▶ [Your objective]: In the listing that follows, how many lines contain "name"? Give the number only.

(Data tied to figure images)
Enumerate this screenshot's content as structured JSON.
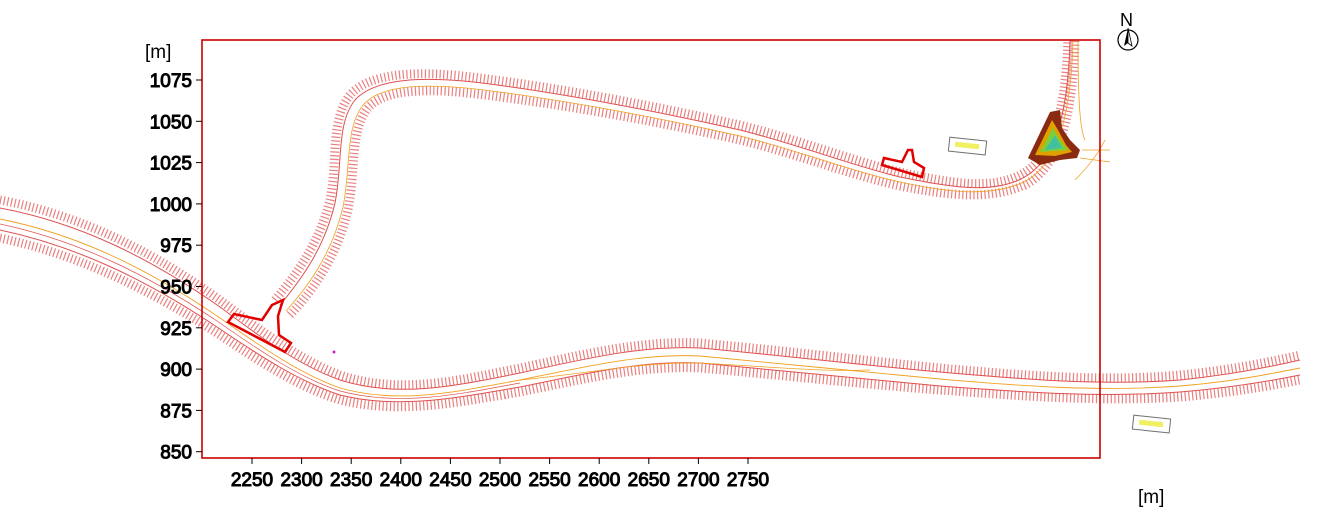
{
  "map": {
    "north_label": "N",
    "x_unit": "[m]",
    "y_unit": "[m]",
    "x_ticks": [
      "2250",
      "2300",
      "2350",
      "2400",
      "2450",
      "2500",
      "2550",
      "2600",
      "2650",
      "2700",
      "2750"
    ],
    "y_ticks": [
      "1075",
      "1050",
      "1025",
      "1000",
      "975",
      "950",
      "925",
      "900",
      "875",
      "850"
    ],
    "colors": {
      "frame": "#cc0000",
      "edge_line": "#e05050",
      "center_line": "#f0a020",
      "curb_hatch": "#e88080",
      "island_outline": "#e00000",
      "roundabout_fill": "#7ccf3a",
      "roundabout_inner": "#e0a000",
      "roundabout_dark": "#8a2a10"
    },
    "icons": [
      "north-arrow-icon",
      "sign-plate-icon"
    ]
  }
}
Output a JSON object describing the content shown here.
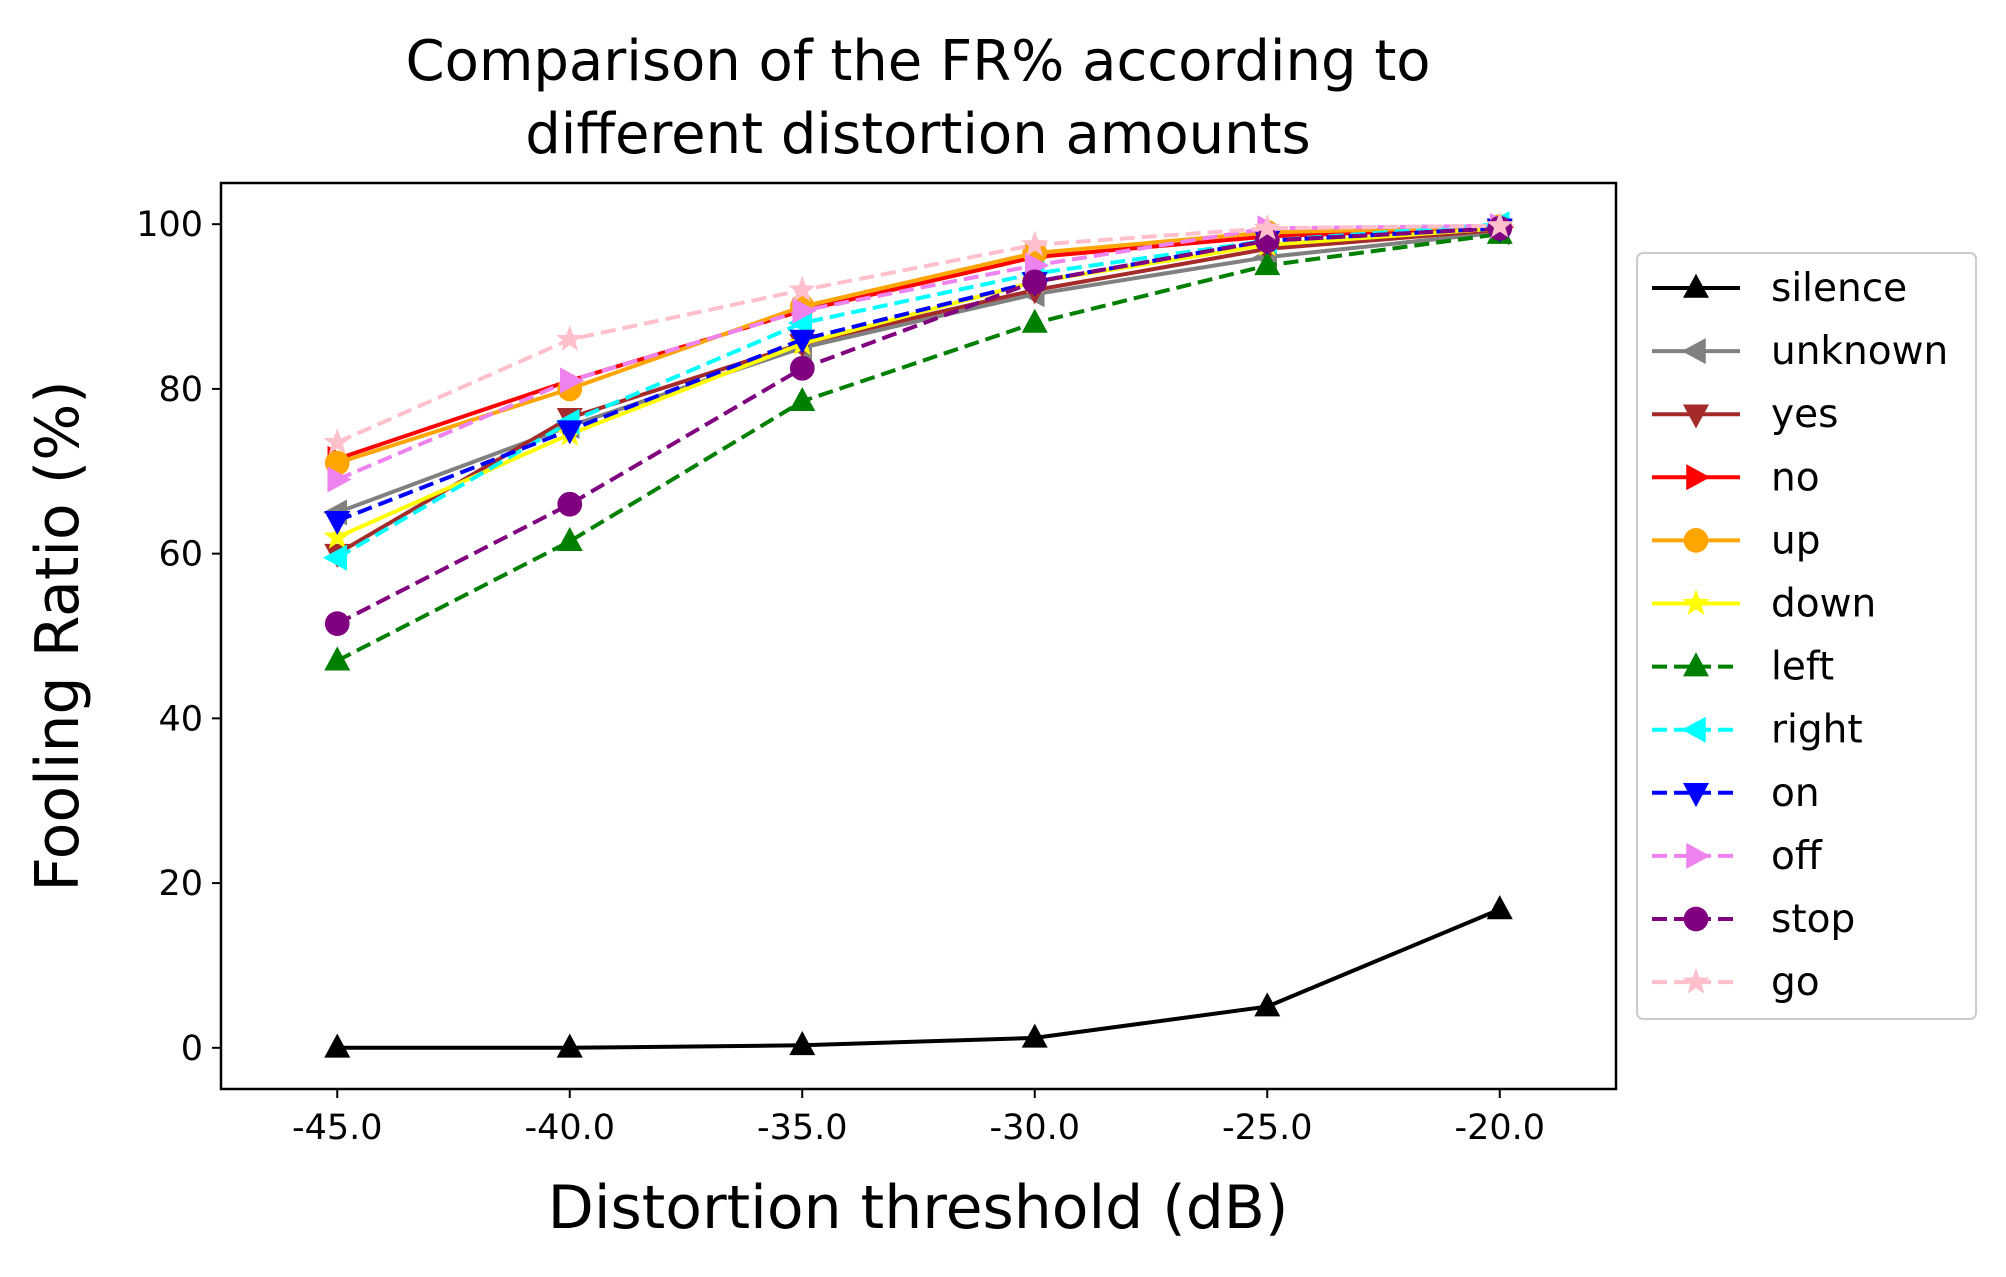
{
  "chart_data": {
    "type": "line",
    "title": [
      "Comparison of the FR% according to",
      "different distortion amounts"
    ],
    "xlabel": "Distortion threshold (dB)",
    "ylabel": "Fooling Ratio (%)",
    "x": [
      -45.0,
      -40.0,
      -35.0,
      -30.0,
      -25.0,
      -20.0
    ],
    "x_tick_labels": [
      "-45.0",
      "-40.0",
      "-35.0",
      "-30.0",
      "-25.0",
      "-20.0"
    ],
    "y_ticks": [
      0,
      20,
      40,
      60,
      80,
      100
    ],
    "y_tick_labels": [
      "0",
      "20",
      "40",
      "60",
      "80",
      "100"
    ],
    "xlim": [
      -47.5,
      -17.5
    ],
    "ylim": [
      -5,
      105
    ],
    "grid": false,
    "legend_position": "right-outside",
    "series": [
      {
        "name": "silence",
        "color": "#000000",
        "dash": "solid",
        "marker": "triangle-up",
        "values": [
          0,
          0,
          0.3,
          1.2,
          5,
          16.8
        ]
      },
      {
        "name": "unknown",
        "color": "#808080",
        "dash": "solid",
        "marker": "triangle-left",
        "values": [
          65,
          75.5,
          85,
          91.5,
          96,
          99
        ]
      },
      {
        "name": "yes",
        "color": "#a52a2a",
        "dash": "solid",
        "marker": "triangle-down",
        "values": [
          60,
          76.5,
          85.5,
          92,
          97,
          99.3
        ]
      },
      {
        "name": "no",
        "color": "#ff0000",
        "dash": "solid",
        "marker": "triangle-right",
        "values": [
          71.5,
          81,
          89.5,
          96,
          98.5,
          99.6
        ]
      },
      {
        "name": "up",
        "color": "#ffa500",
        "dash": "solid",
        "marker": "circle",
        "values": [
          71,
          80,
          90,
          96.5,
          99,
          99.7
        ]
      },
      {
        "name": "down",
        "color": "#ffff00",
        "dash": "solid",
        "marker": "star",
        "values": [
          62,
          74.5,
          85.5,
          93,
          97.5,
          99.5
        ]
      },
      {
        "name": "left",
        "color": "#008000",
        "dash": "dashed",
        "marker": "triangle-up",
        "values": [
          47,
          61.5,
          78.5,
          88,
          95,
          98.8
        ]
      },
      {
        "name": "right",
        "color": "#00ffff",
        "dash": "dashed",
        "marker": "triangle-left",
        "values": [
          59.5,
          76,
          88,
          94,
          98,
          100
        ]
      },
      {
        "name": "on",
        "color": "#0000ff",
        "dash": "dashed",
        "marker": "triangle-down",
        "values": [
          64,
          75,
          86,
          93,
          98,
          99.5
        ]
      },
      {
        "name": "off",
        "color": "#ee82ee",
        "dash": "dashed",
        "marker": "triangle-right",
        "values": [
          69,
          81,
          89.5,
          95,
          99.5,
          99.8
        ]
      },
      {
        "name": "stop",
        "color": "#800080",
        "dash": "dashed",
        "marker": "circle",
        "values": [
          51.5,
          66,
          82.5,
          93,
          98,
          99.5
        ]
      },
      {
        "name": "go",
        "color": "#ffc0cb",
        "dash": "dashed",
        "marker": "star",
        "values": [
          73.5,
          86,
          92,
          97.5,
          99.5,
          99.8
        ]
      }
    ]
  }
}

▶ [Correct answer]: 12